Collected data entries
══════════════════════════════

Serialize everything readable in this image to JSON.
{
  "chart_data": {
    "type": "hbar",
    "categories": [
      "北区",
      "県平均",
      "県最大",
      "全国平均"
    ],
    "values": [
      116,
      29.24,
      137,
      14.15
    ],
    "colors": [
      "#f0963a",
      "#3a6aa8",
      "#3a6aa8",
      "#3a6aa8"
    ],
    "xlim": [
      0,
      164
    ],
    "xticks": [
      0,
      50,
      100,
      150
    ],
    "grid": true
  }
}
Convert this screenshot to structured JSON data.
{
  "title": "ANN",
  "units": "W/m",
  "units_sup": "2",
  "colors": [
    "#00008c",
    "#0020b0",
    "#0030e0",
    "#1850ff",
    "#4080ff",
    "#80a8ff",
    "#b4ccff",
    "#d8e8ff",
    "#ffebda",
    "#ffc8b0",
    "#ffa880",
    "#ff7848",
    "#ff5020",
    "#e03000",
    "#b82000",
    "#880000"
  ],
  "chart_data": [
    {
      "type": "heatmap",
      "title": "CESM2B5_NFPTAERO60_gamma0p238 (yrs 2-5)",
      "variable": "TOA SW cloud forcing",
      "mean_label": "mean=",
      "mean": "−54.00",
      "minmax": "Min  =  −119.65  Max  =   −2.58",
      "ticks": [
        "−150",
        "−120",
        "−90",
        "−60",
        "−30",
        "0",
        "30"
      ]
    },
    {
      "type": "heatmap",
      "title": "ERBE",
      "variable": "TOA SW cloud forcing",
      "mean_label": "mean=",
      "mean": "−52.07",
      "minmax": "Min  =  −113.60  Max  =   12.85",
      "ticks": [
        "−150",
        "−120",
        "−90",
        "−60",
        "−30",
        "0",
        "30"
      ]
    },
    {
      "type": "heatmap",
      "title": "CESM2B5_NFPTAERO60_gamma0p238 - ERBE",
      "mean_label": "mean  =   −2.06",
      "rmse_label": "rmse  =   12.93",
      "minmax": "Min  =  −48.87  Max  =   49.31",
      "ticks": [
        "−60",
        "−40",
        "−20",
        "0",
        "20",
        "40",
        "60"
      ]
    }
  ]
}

══════════════════════════════

Exercise goal
Using the records above, list each line that includes "mean".

Reply
      "mean_label": "mean=",
      "mean": "−54.00",
      "mean_label": "mean=",
      "mean": "−52.07",
      "mean_label": "mean  =   −2.06",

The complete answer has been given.